====== Data listing
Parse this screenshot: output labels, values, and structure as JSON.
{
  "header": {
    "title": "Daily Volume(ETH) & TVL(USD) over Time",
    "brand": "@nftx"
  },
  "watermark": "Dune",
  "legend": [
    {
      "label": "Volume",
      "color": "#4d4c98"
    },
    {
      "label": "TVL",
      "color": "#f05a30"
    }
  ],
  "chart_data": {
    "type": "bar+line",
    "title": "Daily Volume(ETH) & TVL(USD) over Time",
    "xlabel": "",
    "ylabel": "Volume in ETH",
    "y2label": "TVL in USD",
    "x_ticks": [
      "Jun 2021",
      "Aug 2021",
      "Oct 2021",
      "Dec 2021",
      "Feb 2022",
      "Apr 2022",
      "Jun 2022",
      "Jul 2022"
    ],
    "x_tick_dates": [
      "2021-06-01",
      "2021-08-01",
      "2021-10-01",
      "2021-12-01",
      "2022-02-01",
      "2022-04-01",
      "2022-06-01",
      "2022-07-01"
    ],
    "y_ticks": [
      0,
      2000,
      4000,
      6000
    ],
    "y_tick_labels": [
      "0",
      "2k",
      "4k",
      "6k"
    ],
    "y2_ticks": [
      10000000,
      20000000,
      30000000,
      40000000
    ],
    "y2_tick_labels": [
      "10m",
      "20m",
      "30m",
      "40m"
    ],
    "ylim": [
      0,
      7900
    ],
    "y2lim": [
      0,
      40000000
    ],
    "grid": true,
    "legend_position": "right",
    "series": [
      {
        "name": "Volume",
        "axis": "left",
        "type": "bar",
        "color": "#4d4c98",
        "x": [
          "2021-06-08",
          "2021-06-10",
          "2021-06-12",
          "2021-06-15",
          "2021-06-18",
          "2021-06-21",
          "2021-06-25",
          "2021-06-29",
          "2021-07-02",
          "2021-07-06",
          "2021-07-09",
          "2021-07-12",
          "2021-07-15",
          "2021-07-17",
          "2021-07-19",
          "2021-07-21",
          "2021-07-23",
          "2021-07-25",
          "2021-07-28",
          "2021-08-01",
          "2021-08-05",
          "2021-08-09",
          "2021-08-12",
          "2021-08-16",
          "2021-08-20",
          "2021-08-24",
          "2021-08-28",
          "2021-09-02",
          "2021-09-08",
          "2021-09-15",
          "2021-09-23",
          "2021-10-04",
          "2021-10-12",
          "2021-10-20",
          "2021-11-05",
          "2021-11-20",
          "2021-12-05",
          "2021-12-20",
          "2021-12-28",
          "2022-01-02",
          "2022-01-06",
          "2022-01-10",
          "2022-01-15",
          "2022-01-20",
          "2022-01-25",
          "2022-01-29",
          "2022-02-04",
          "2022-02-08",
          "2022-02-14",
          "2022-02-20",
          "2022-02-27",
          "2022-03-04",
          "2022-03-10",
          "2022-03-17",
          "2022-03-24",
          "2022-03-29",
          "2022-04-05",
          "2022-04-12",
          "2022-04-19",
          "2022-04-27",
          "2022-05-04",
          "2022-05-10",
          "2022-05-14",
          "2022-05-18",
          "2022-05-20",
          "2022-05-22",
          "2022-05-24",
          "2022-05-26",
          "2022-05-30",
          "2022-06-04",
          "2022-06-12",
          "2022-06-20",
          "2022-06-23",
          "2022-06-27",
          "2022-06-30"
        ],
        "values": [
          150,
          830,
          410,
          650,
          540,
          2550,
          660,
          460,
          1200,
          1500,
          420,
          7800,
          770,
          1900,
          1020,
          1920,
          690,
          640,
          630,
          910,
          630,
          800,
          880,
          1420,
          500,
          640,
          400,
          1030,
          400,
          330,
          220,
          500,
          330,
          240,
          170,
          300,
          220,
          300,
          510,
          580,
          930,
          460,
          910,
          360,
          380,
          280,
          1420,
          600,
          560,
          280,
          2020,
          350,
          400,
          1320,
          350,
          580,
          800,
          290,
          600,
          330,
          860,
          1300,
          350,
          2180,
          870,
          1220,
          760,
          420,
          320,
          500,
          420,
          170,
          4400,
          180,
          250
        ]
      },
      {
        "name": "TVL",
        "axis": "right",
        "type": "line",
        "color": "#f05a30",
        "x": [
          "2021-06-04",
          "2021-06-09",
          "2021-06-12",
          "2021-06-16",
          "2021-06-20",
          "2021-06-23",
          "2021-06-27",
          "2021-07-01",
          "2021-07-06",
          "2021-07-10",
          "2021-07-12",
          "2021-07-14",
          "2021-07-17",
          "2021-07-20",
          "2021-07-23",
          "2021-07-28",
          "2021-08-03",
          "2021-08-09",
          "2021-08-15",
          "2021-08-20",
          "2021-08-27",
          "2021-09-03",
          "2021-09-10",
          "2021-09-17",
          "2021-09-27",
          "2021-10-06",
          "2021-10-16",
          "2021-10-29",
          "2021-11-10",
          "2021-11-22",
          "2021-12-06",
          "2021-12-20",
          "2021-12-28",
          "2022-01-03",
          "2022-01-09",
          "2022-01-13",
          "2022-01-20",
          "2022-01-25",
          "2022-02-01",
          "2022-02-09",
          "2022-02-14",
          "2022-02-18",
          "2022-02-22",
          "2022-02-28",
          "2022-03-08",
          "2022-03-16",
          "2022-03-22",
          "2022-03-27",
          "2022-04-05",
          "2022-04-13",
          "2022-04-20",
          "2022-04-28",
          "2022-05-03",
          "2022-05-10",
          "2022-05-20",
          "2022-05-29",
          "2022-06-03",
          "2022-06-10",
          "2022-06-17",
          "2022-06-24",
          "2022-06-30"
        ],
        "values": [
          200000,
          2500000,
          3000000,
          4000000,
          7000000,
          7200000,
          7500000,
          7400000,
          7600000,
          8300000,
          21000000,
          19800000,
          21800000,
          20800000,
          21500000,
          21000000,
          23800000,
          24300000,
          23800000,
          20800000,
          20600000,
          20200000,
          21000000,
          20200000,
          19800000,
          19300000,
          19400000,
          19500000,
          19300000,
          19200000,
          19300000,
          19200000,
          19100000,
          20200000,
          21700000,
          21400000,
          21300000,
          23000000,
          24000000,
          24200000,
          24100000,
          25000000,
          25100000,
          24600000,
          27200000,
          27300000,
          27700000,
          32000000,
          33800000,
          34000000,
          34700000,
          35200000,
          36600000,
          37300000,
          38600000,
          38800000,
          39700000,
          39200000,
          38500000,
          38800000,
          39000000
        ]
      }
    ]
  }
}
============
• Task to complete: All the data must be duplicated exactly, with nothing added or removed.

• Written solution:
Parse this screenshot: output labels, values, and structure as JSON.
{
  "header": {
    "title": "Daily Volume(ETH) & TVL(USD) over Time",
    "brand": "@nftx"
  },
  "watermark": "Dune",
  "legend": [
    {
      "label": "Volume",
      "color": "#4d4c98"
    },
    {
      "label": "TVL",
      "color": "#f05a30"
    }
  ],
  "chart_data": {
    "type": "bar+line",
    "title": "Daily Volume(ETH) & TVL(USD) over Time",
    "xlabel": "",
    "ylabel": "Volume in ETH",
    "y2label": "TVL in USD",
    "x_ticks": [
      "Jun 2021",
      "Aug 2021",
      "Oct 2021",
      "Dec 2021",
      "Feb 2022",
      "Apr 2022",
      "Jun 2022",
      "Jul 2022"
    ],
    "x_tick_dates": [
      "2021-06-01",
      "2021-08-01",
      "2021-10-01",
      "2021-12-01",
      "2022-02-01",
      "2022-04-01",
      "2022-06-01",
      "2022-07-01"
    ],
    "y_ticks": [
      0,
      2000,
      4000,
      6000
    ],
    "y_tick_labels": [
      "0",
      "2k",
      "4k",
      "6k"
    ],
    "y2_ticks": [
      10000000,
      20000000,
      30000000,
      40000000
    ],
    "y2_tick_labels": [
      "10m",
      "20m",
      "30m",
      "40m"
    ],
    "ylim": [
      0,
      7900
    ],
    "y2lim": [
      0,
      40000000
    ],
    "grid": true,
    "legend_position": "right",
    "series": [
      {
        "name": "Volume",
        "axis": "left",
        "type": "bar",
        "color": "#4d4c98",
        "x": [
          "2021-06-08",
          "2021-06-10",
          "2021-06-12",
          "2021-06-15",
          "2021-06-18",
          "2021-06-21",
          "2021-06-25",
          "2021-06-29",
          "2021-07-02",
          "2021-07-06",
          "2021-07-09",
          "2021-07-12",
          "2021-07-15",
          "2021-07-17",
          "2021-07-19",
          "2021-07-21",
          "2021-07-23",
          "2021-07-25",
          "2021-07-28",
          "2021-08-01",
          "2021-08-05",
          "2021-08-09",
          "2021-08-12",
          "2021-08-16",
          "2021-08-20",
          "2021-08-24",
          "2021-08-28",
          "2021-09-02",
          "2021-09-08",
          "2021-09-15",
          "2021-09-23",
          "2021-10-04",
          "2021-10-12",
          "2021-10-20",
          "2021-11-05",
          "2021-11-20",
          "2021-12-05",
          "2021-12-20",
          "2021-12-28",
          "2022-01-02",
          "2022-01-06",
          "2022-01-10",
          "2022-01-15",
          "2022-01-20",
          "2022-01-25",
          "2022-01-29",
          "2022-02-04",
          "2022-02-08",
          "2022-02-14",
          "2022-02-20",
          "2022-02-27",
          "2022-03-04",
          "2022-03-10",
          "2022-03-17",
          "2022-03-24",
          "2022-03-29",
          "2022-04-05",
          "2022-04-12",
          "2022-04-19",
          "2022-04-27",
          "2022-05-04",
          "2022-05-10",
          "2022-05-14",
          "2022-05-18",
          "2022-05-20",
          "2022-05-22",
          "2022-05-24",
          "2022-05-26",
          "2022-05-30",
          "2022-06-04",
          "2022-06-12",
          "2022-06-20",
          "2022-06-23",
          "2022-06-27",
          "2022-06-30"
        ],
        "values": [
          150,
          830,
          410,
          650,
          540,
          2550,
          660,
          460,
          1200,
          1500,
          420,
          7800,
          770,
          1900,
          1020,
          1920,
          690,
          640,
          630,
          910,
          630,
          800,
          880,
          1420,
          500,
          640,
          400,
          1030,
          400,
          330,
          220,
          500,
          330,
          240,
          170,
          300,
          220,
          300,
          510,
          580,
          930,
          460,
          910,
          360,
          380,
          280,
          1420,
          600,
          560,
          280,
          2020,
          350,
          400,
          1320,
          350,
          580,
          800,
          290,
          600,
          330,
          860,
          1300,
          350,
          2180,
          870,
          1220,
          760,
          420,
          320,
          500,
          420,
          170,
          4400,
          180,
          250
        ]
      },
      {
        "name": "TVL",
        "axis": "right",
        "type": "line",
        "color": "#f05a30",
        "x": [
          "2021-06-04",
          "2021-06-09",
          "2021-06-12",
          "2021-06-16",
          "2021-06-20",
          "2021-06-23",
          "2021-06-27",
          "2021-07-01",
          "2021-07-06",
          "2021-07-10",
          "2021-07-12",
          "2021-07-14",
          "2021-07-17",
          "2021-07-20",
          "2021-07-23",
          "2021-07-28",
          "2021-08-03",
          "2021-08-09",
          "2021-08-15",
          "2021-08-20",
          "2021-08-27",
          "2021-09-03",
          "2021-09-10",
          "2021-09-17",
          "2021-09-27",
          "2021-10-06",
          "2021-10-16",
          "2021-10-29",
          "2021-11-10",
          "2021-11-22",
          "2021-12-06",
          "2021-12-20",
          "2021-12-28",
          "2022-01-03",
          "2022-01-09",
          "2022-01-13",
          "2022-01-20",
          "2022-01-25",
          "2022-02-01",
          "2022-02-09",
          "2022-02-14",
          "2022-02-18",
          "2022-02-22",
          "2022-02-28",
          "2022-03-08",
          "2022-03-16",
          "2022-03-22",
          "2022-03-27",
          "2022-04-05",
          "2022-04-13",
          "2022-04-20",
          "2022-04-28",
          "2022-05-03",
          "2022-05-10",
          "2022-05-20",
          "2022-05-29",
          "2022-06-03",
          "2022-06-10",
          "2022-06-17",
          "2022-06-24",
          "2022-06-30"
        ],
        "values": [
          200000,
          2500000,
          3000000,
          4000000,
          7000000,
          7200000,
          7500000,
          7400000,
          7600000,
          8300000,
          21000000,
          19800000,
          21800000,
          20800000,
          21500000,
          21000000,
          23800000,
          24300000,
          23800000,
          20800000,
          20600000,
          20200000,
          21000000,
          20200000,
          19800000,
          19300000,
          19400000,
          19500000,
          19300000,
          19200000,
          19300000,
          19200000,
          19100000,
          20200000,
          21700000,
          21400000,
          21300000,
          23000000,
          24000000,
          24200000,
          24100000,
          25000000,
          25100000,
          24600000,
          27200000,
          27300000,
          27700000,
          32000000,
          33800000,
          34000000,
          34700000,
          35200000,
          36600000,
          37300000,
          38600000,
          38800000,
          39700000,
          39200000,
          38500000,
          38800000,
          39000000
        ]
      }
    ]
  }
}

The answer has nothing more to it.